**REQUIREMENTS**
Repeat the records below exactly, leaving out any pictures.
----- EXERCISE DATA -----
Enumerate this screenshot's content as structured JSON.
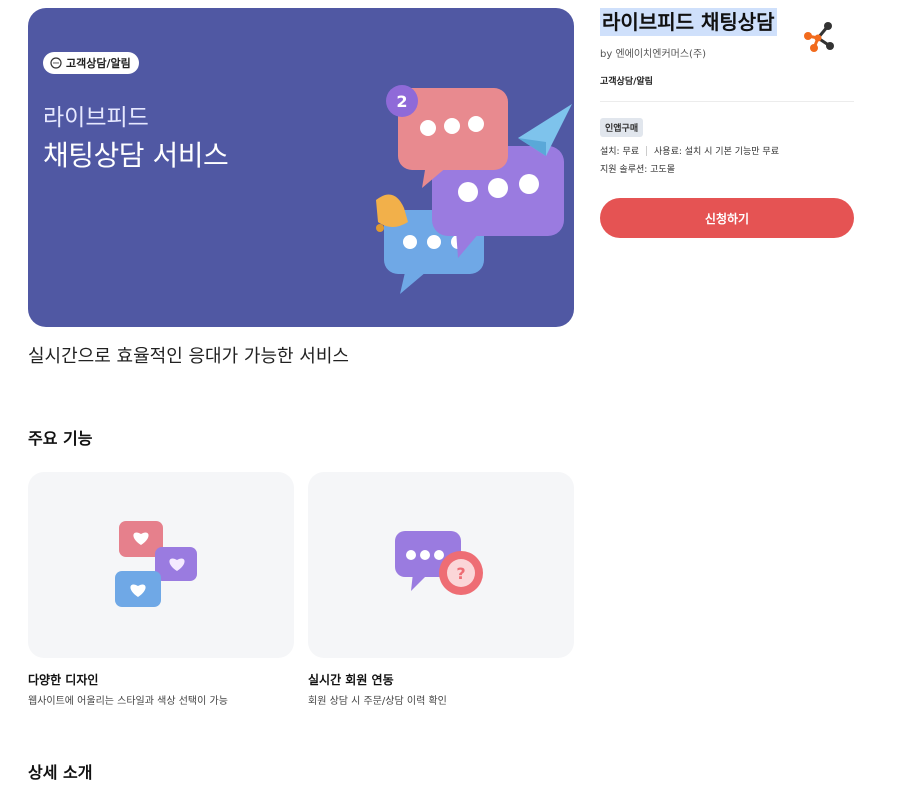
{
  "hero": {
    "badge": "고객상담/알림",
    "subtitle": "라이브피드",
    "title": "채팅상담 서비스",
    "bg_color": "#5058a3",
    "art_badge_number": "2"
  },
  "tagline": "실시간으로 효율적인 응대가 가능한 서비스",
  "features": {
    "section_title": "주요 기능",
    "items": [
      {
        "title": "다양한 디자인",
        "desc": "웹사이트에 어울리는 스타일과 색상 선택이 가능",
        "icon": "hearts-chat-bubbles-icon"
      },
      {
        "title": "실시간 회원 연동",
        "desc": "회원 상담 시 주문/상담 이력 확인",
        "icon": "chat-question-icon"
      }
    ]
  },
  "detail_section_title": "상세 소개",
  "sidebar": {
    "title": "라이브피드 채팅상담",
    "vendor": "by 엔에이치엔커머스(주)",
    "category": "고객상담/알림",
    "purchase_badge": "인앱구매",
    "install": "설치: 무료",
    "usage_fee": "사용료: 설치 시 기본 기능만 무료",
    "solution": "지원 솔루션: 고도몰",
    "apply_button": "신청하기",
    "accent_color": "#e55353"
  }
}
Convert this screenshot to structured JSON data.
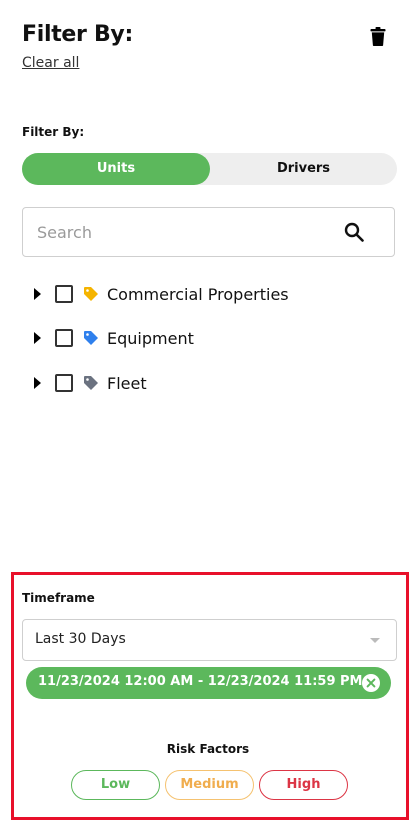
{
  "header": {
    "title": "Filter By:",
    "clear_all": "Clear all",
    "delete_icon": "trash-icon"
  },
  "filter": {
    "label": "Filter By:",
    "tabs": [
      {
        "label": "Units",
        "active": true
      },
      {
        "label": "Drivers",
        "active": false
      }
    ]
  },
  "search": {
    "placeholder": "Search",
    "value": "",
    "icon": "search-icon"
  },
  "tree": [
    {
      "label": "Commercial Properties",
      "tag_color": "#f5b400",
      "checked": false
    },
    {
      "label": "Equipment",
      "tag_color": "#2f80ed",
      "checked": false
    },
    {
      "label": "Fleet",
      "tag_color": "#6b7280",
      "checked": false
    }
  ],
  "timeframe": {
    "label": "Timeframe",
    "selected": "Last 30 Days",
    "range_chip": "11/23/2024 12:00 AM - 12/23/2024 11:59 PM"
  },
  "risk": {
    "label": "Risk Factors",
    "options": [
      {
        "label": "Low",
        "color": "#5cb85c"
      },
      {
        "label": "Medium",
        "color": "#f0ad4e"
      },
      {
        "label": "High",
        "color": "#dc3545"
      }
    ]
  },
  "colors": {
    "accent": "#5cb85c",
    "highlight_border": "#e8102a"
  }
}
-----
**TASK SOLUTION**
Enumerate this screenshot's content as structured JSON.
{
  "hero": {
    "badge": "고객상담/알림",
    "subtitle": "라이브피드",
    "title": "채팅상담 서비스",
    "bg_color": "#5058a3",
    "art_badge_number": "2"
  },
  "tagline": "실시간으로 효율적인 응대가 가능한 서비스",
  "features": {
    "section_title": "주요 기능",
    "items": [
      {
        "title": "다양한 디자인",
        "desc": "웹사이트에 어울리는 스타일과 색상 선택이 가능",
        "icon": "hearts-chat-bubbles-icon"
      },
      {
        "title": "실시간 회원 연동",
        "desc": "회원 상담 시 주문/상담 이력 확인",
        "icon": "chat-question-icon"
      }
    ]
  },
  "detail_section_title": "상세 소개",
  "sidebar": {
    "title": "라이브피드 채팅상담",
    "vendor": "by 엔에이치엔커머스(주)",
    "category": "고객상담/알림",
    "purchase_badge": "인앱구매",
    "install": "설치: 무료",
    "usage_fee": "사용료: 설치 시 기본 기능만 무료",
    "solution": "지원 솔루션: 고도몰",
    "apply_button": "신청하기",
    "accent_color": "#e55353"
  }
}
Convert this screenshot to structured JSON data.
{
  "header": {
    "title": "Filter By:",
    "clear_all": "Clear all",
    "delete_icon": "trash-icon"
  },
  "filter": {
    "label": "Filter By:",
    "tabs": [
      {
        "label": "Units",
        "active": true
      },
      {
        "label": "Drivers",
        "active": false
      }
    ]
  },
  "search": {
    "placeholder": "Search",
    "value": "",
    "icon": "search-icon"
  },
  "tree": [
    {
      "label": "Commercial Properties",
      "tag_color": "#f5b400",
      "checked": false
    },
    {
      "label": "Equipment",
      "tag_color": "#2f80ed",
      "checked": false
    },
    {
      "label": "Fleet",
      "tag_color": "#6b7280",
      "checked": false
    }
  ],
  "timeframe": {
    "label": "Timeframe",
    "selected": "Last 30 Days",
    "range_chip": "11/23/2024 12:00 AM - 12/23/2024 11:59 PM"
  },
  "risk": {
    "label": "Risk Factors",
    "options": [
      {
        "label": "Low",
        "color": "#5cb85c"
      },
      {
        "label": "Medium",
        "color": "#f0ad4e"
      },
      {
        "label": "High",
        "color": "#dc3545"
      }
    ]
  },
  "colors": {
    "accent": "#5cb85c",
    "highlight_border": "#e8102a"
  }
}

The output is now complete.